* [Written instruction] From the records below, copy every line that contains the word "Covina".

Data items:
-- -- --

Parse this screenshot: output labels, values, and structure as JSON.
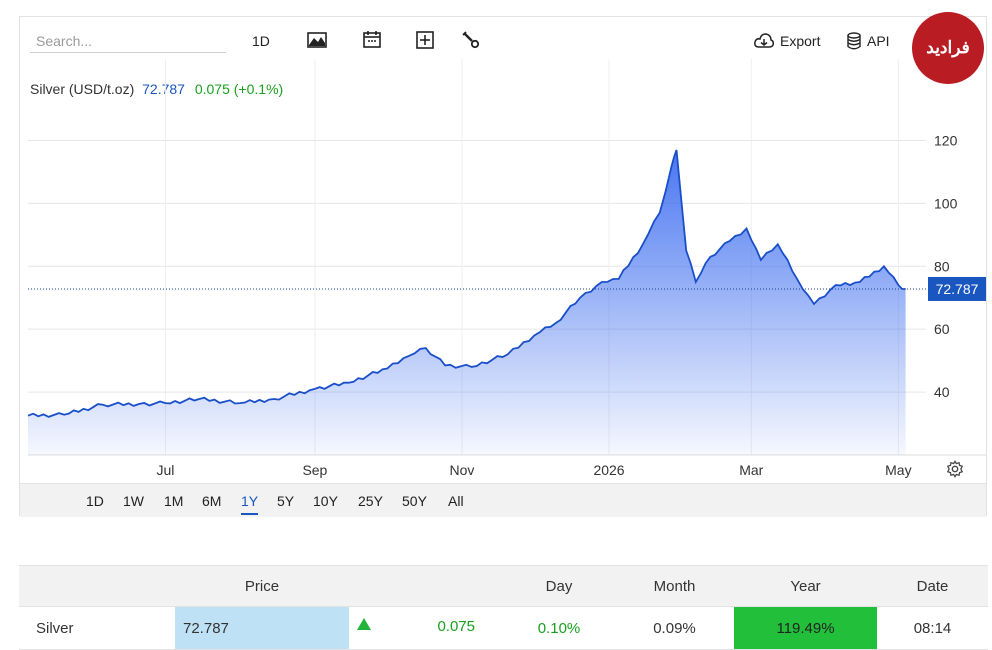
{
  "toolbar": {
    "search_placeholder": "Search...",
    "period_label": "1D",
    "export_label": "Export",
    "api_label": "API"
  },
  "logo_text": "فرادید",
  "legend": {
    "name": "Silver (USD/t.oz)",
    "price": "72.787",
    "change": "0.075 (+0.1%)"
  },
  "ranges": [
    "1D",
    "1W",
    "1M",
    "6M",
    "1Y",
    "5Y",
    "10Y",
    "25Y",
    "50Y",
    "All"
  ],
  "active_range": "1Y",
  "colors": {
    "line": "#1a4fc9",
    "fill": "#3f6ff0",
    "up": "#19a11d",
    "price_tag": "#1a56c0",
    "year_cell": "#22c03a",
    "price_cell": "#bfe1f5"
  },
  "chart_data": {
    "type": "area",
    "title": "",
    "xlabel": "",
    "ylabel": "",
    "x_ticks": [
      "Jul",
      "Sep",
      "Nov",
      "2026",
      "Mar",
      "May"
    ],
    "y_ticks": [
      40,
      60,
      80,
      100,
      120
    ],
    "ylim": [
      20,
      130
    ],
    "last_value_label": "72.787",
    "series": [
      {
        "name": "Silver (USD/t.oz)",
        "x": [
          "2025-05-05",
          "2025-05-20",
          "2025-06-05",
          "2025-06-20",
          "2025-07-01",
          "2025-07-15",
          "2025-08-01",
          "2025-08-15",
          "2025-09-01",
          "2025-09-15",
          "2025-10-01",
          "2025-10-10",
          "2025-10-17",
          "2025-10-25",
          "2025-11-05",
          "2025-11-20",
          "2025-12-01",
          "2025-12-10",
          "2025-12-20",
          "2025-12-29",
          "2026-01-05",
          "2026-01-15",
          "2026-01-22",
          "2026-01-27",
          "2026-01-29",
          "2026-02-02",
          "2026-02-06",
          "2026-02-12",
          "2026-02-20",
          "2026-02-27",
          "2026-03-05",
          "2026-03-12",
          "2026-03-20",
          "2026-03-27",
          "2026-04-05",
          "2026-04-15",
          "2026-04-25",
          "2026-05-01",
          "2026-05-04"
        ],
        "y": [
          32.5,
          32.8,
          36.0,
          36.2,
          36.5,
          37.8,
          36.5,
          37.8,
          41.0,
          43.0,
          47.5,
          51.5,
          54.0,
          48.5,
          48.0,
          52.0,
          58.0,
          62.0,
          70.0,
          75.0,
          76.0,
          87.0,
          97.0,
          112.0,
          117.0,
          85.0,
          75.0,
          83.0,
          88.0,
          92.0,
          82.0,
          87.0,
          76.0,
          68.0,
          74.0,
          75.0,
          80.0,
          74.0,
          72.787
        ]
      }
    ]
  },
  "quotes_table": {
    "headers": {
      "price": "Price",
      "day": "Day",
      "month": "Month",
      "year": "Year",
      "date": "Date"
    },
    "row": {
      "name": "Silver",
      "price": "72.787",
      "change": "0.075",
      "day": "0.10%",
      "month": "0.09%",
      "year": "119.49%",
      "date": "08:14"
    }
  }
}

-- -- --

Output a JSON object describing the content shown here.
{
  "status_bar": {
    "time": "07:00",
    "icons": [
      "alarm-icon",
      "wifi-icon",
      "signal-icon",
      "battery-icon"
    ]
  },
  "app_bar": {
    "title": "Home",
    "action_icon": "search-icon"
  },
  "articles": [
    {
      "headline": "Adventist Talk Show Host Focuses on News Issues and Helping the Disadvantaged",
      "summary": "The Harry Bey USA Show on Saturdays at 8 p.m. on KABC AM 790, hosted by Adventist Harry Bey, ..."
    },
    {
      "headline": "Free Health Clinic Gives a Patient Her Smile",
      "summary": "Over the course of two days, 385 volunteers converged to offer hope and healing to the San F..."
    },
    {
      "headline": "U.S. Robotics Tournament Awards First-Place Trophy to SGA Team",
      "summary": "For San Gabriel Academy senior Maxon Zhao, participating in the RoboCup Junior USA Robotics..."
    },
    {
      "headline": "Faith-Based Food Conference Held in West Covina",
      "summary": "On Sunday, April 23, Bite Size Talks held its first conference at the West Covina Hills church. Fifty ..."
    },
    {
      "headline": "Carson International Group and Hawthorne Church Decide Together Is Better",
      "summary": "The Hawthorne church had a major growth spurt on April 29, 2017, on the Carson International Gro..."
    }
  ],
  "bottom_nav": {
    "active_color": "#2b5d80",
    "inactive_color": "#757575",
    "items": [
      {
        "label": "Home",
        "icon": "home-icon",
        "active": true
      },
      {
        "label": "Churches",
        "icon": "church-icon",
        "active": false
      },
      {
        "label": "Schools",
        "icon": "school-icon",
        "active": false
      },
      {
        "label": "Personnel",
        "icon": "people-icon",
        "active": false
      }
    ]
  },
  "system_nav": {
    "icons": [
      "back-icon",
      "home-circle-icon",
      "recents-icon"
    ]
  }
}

-- -- --

* [Exercise result]
      "headline": "Faith-Based Food Conference Held in West Covina",
      "summary": "On Sunday, April 23, Bite Size Talks held its first conference at the West Covina Hills church. Fifty ..."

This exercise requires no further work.